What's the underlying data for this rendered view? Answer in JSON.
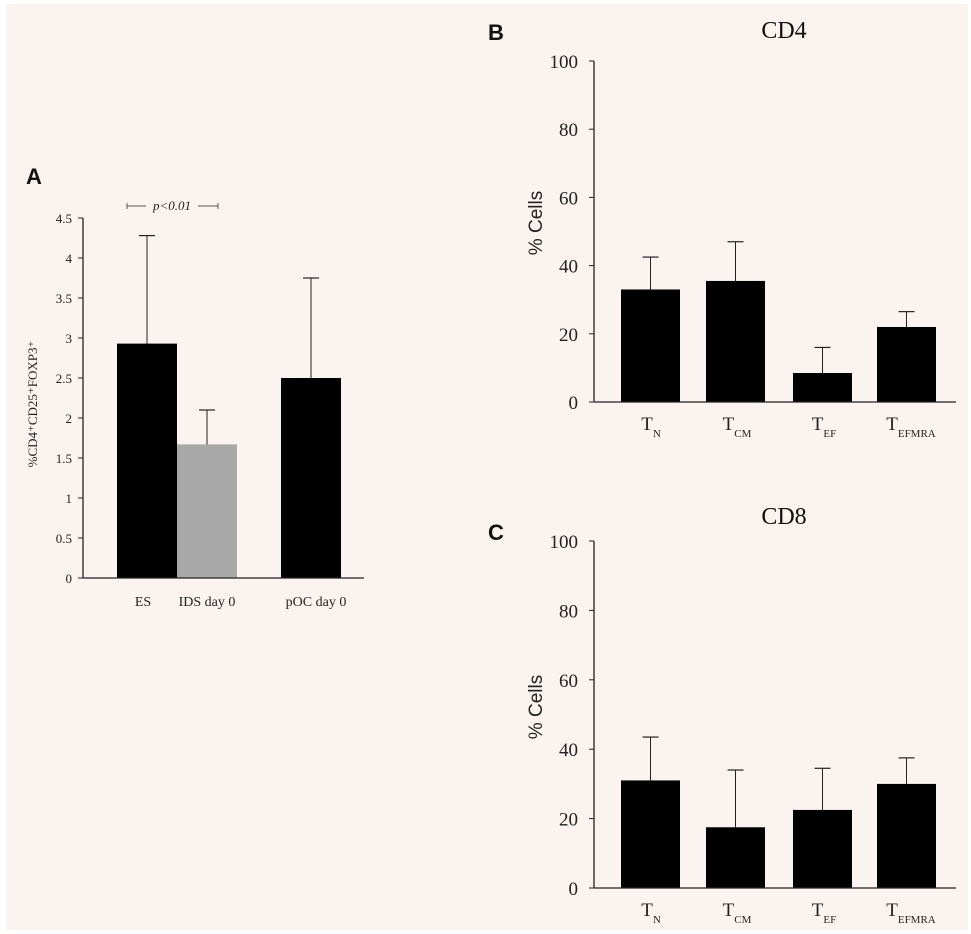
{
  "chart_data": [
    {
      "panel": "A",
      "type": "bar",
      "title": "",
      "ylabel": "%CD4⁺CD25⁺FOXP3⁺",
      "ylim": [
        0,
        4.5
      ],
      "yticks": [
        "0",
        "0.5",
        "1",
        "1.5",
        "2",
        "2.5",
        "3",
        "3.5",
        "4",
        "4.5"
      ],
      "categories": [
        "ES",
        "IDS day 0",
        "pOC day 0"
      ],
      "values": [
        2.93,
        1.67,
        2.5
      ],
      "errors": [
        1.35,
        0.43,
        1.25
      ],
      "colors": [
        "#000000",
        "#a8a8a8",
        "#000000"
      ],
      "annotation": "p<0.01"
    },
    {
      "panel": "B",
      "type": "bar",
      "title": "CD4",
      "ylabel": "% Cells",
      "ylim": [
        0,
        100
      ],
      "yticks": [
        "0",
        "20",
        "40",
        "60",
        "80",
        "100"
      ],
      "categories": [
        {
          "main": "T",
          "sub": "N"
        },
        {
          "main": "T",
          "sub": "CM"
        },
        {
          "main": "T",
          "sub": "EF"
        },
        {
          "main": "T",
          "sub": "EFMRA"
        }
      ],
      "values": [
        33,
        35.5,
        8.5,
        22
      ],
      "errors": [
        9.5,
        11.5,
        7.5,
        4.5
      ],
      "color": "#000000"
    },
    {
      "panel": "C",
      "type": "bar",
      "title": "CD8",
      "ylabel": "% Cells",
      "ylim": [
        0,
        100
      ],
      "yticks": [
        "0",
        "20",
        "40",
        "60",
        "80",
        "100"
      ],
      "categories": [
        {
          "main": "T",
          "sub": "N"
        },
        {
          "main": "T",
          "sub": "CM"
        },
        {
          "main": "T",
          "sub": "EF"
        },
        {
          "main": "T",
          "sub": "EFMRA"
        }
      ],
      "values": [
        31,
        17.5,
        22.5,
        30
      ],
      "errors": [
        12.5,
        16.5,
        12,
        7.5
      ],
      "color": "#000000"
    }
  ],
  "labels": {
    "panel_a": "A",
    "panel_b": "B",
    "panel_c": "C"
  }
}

WORK ITEM
Everything in the records above should be printed again exactly, except the pictures.

RESULT
What's the underlying data for this rendered view? Answer in JSON.
{
  "chart_data": [
    {
      "panel": "A",
      "type": "bar",
      "title": "",
      "ylabel": "%CD4⁺CD25⁺FOXP3⁺",
      "ylim": [
        0,
        4.5
      ],
      "yticks": [
        "0",
        "0.5",
        "1",
        "1.5",
        "2",
        "2.5",
        "3",
        "3.5",
        "4",
        "4.5"
      ],
      "categories": [
        "ES",
        "IDS day 0",
        "pOC day 0"
      ],
      "values": [
        2.93,
        1.67,
        2.5
      ],
      "errors": [
        1.35,
        0.43,
        1.25
      ],
      "colors": [
        "#000000",
        "#a8a8a8",
        "#000000"
      ],
      "annotation": "p<0.01"
    },
    {
      "panel": "B",
      "type": "bar",
      "title": "CD4",
      "ylabel": "% Cells",
      "ylim": [
        0,
        100
      ],
      "yticks": [
        "0",
        "20",
        "40",
        "60",
        "80",
        "100"
      ],
      "categories": [
        {
          "main": "T",
          "sub": "N"
        },
        {
          "main": "T",
          "sub": "CM"
        },
        {
          "main": "T",
          "sub": "EF"
        },
        {
          "main": "T",
          "sub": "EFMRA"
        }
      ],
      "values": [
        33,
        35.5,
        8.5,
        22
      ],
      "errors": [
        9.5,
        11.5,
        7.5,
        4.5
      ],
      "color": "#000000"
    },
    {
      "panel": "C",
      "type": "bar",
      "title": "CD8",
      "ylabel": "% Cells",
      "ylim": [
        0,
        100
      ],
      "yticks": [
        "0",
        "20",
        "40",
        "60",
        "80",
        "100"
      ],
      "categories": [
        {
          "main": "T",
          "sub": "N"
        },
        {
          "main": "T",
          "sub": "CM"
        },
        {
          "main": "T",
          "sub": "EF"
        },
        {
          "main": "T",
          "sub": "EFMRA"
        }
      ],
      "values": [
        31,
        17.5,
        22.5,
        30
      ],
      "errors": [
        12.5,
        16.5,
        12,
        7.5
      ],
      "color": "#000000"
    }
  ],
  "labels": {
    "panel_a": "A",
    "panel_b": "B",
    "panel_c": "C"
  }
}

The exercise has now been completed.